Exercise brief: Would you pull out every line of the material that contains the string "الإمام"?

Entries supplied:
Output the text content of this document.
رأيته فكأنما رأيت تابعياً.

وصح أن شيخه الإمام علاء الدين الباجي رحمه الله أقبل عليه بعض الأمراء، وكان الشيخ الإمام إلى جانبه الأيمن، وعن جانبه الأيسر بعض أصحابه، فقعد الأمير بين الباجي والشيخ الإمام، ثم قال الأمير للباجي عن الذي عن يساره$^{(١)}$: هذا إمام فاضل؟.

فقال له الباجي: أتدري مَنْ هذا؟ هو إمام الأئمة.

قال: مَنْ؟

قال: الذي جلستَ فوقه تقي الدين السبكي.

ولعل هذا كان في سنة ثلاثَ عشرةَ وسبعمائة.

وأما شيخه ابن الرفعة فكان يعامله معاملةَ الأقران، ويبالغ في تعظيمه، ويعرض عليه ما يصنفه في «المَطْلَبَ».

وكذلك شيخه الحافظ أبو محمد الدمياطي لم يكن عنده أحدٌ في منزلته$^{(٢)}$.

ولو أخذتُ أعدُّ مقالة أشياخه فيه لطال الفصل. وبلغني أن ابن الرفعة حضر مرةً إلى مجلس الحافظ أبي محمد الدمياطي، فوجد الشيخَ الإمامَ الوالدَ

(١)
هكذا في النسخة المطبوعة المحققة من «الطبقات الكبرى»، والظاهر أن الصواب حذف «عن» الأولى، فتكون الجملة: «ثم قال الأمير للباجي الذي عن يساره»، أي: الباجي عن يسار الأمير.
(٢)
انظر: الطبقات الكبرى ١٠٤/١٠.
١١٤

---

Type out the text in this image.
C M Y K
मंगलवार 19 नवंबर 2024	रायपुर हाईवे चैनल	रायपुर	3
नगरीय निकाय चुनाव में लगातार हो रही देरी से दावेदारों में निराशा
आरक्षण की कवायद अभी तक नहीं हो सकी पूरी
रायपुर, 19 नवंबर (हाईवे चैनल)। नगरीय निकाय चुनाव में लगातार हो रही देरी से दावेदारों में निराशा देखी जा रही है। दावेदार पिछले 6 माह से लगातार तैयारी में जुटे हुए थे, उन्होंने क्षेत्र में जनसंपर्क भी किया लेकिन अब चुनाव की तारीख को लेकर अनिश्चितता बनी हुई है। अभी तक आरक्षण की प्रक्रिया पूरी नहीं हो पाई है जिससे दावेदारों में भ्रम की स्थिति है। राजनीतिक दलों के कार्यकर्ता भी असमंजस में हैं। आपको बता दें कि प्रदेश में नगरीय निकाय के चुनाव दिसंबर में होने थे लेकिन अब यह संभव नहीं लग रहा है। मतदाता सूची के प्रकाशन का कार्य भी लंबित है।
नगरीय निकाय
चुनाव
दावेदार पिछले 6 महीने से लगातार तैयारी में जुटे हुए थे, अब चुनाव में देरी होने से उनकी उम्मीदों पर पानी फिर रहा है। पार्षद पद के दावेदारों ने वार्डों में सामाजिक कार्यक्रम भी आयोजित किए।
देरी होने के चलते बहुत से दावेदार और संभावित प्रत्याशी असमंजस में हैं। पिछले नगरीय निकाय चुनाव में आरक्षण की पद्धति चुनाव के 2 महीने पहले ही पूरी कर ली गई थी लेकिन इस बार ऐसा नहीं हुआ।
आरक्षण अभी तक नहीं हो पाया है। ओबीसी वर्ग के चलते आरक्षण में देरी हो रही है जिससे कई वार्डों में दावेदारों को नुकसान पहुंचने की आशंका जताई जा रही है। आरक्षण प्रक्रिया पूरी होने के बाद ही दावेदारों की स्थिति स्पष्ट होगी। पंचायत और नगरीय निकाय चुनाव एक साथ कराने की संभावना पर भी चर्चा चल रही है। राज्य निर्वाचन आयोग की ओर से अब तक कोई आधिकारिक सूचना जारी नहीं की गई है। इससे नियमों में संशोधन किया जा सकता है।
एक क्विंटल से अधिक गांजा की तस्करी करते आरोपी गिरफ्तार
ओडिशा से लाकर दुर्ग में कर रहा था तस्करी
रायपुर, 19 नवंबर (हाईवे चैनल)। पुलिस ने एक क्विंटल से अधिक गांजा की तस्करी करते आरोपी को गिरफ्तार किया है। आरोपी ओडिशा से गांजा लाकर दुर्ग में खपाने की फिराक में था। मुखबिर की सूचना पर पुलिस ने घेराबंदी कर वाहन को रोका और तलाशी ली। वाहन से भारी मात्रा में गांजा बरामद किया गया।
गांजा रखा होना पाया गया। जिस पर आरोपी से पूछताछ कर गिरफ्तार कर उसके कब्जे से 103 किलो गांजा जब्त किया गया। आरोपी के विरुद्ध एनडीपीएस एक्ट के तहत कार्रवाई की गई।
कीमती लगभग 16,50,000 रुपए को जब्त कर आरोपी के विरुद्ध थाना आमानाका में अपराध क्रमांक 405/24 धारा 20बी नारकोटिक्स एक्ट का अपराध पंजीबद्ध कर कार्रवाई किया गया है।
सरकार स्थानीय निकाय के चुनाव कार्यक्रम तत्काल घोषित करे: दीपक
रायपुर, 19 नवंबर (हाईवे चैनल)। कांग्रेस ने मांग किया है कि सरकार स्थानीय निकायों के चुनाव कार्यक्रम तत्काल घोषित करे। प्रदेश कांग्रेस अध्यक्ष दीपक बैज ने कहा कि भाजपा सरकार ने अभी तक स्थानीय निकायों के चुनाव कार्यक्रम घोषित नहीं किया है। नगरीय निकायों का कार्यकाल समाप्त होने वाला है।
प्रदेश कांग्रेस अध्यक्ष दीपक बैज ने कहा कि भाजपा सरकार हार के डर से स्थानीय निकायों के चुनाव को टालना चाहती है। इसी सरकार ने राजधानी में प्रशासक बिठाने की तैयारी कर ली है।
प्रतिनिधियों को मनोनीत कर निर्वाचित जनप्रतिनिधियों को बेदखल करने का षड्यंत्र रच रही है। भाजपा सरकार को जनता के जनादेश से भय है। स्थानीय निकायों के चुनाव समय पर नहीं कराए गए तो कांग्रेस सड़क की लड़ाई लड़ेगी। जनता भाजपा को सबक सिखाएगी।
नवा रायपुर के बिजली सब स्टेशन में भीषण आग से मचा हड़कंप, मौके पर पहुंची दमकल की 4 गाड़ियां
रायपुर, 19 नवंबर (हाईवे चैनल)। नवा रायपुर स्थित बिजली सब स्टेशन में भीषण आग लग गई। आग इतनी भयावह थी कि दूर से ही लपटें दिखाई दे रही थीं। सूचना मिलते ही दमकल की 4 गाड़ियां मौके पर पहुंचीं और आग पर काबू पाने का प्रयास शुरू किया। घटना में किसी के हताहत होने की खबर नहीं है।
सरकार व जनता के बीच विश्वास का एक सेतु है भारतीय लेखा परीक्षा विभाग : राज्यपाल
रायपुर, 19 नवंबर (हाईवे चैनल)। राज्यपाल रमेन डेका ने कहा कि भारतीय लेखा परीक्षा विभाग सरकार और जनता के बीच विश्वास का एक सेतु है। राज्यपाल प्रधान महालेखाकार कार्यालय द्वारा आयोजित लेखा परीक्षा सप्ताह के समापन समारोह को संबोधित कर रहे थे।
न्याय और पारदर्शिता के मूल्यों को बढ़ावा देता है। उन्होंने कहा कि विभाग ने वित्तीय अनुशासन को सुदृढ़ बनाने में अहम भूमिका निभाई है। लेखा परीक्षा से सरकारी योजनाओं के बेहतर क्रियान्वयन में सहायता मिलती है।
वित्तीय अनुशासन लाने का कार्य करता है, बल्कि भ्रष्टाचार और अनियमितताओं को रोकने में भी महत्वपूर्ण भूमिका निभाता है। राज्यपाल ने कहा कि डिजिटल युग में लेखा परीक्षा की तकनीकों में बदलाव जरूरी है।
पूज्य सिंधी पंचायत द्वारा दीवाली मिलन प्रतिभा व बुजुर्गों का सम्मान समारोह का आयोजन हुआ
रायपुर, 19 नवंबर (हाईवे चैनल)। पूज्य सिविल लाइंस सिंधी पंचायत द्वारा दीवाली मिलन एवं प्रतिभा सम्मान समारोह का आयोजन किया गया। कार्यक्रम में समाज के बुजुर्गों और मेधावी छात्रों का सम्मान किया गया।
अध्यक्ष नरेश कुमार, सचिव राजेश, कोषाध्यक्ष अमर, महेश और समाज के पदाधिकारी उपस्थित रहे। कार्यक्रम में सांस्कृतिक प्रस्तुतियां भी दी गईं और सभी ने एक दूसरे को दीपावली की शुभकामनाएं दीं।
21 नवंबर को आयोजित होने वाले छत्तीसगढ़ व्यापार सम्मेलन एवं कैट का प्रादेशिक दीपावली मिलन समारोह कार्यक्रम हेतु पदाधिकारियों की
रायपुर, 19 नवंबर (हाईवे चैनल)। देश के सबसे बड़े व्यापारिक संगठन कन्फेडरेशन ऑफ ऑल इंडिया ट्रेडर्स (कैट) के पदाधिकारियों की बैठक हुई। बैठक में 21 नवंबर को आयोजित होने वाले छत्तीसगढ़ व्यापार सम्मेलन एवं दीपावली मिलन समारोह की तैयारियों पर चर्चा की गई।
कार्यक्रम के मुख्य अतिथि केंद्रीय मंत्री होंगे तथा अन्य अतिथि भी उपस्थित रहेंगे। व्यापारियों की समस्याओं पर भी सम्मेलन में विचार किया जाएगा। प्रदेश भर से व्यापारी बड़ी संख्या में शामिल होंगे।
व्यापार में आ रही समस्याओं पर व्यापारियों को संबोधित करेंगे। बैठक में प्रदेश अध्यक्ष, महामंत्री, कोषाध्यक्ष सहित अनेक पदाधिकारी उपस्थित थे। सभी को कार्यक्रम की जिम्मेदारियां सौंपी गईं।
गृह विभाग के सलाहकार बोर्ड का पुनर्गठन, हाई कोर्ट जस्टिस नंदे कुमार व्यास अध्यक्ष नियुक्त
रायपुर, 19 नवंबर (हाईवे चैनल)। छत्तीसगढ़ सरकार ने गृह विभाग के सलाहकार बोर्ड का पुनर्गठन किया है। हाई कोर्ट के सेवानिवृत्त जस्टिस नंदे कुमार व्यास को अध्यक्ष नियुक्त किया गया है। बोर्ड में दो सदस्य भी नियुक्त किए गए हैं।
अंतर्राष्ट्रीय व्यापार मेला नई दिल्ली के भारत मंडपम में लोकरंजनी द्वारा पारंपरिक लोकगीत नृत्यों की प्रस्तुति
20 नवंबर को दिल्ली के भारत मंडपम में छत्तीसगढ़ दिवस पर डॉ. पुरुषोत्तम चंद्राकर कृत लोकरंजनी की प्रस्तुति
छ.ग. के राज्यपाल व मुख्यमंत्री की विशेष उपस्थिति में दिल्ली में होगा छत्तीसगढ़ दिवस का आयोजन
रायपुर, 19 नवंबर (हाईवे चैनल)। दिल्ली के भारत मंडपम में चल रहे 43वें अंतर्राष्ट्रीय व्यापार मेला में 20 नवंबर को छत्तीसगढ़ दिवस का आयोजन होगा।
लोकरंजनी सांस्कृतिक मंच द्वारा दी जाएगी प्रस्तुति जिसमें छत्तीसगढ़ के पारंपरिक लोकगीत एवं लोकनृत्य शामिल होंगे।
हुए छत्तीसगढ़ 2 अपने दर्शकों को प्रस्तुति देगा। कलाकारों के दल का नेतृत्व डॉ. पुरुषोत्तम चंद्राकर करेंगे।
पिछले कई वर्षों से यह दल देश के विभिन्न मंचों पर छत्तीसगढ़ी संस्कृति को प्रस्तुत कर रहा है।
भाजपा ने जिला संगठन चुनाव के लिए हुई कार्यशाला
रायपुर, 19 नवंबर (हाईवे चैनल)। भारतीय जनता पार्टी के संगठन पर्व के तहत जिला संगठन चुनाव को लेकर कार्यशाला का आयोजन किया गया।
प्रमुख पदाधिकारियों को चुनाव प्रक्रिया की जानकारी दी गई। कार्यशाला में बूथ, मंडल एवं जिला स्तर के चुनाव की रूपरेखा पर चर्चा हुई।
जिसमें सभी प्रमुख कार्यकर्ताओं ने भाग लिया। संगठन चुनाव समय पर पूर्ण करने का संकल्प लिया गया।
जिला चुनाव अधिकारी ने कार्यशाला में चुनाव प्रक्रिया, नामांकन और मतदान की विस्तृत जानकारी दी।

Solution for this problem:
وصح أن شيخه الإمام علاء الدين الباجي رحمه الله أقبل عليه بعض الأمراء، وكان الشيخ الإمام إلى جانبه الأيمن، وعن جانبه الأيسر بعض أصحابه، فقعد الأمير بين الباجي والشيخ الإمام، ثم قال الأمير للباجي عن الذي عن يساره$^{(١)}$: هذا إمام فاضل؟.
ولو أخذتُ أعدُّ مقالة أشياخه فيه لطال الفصل. وبلغني أن ابن الرفعة حضر مرةً إلى مجلس الحافظ أبي محمد الدمياطي، فوجد الشيخَ الإمامَ الوالدَ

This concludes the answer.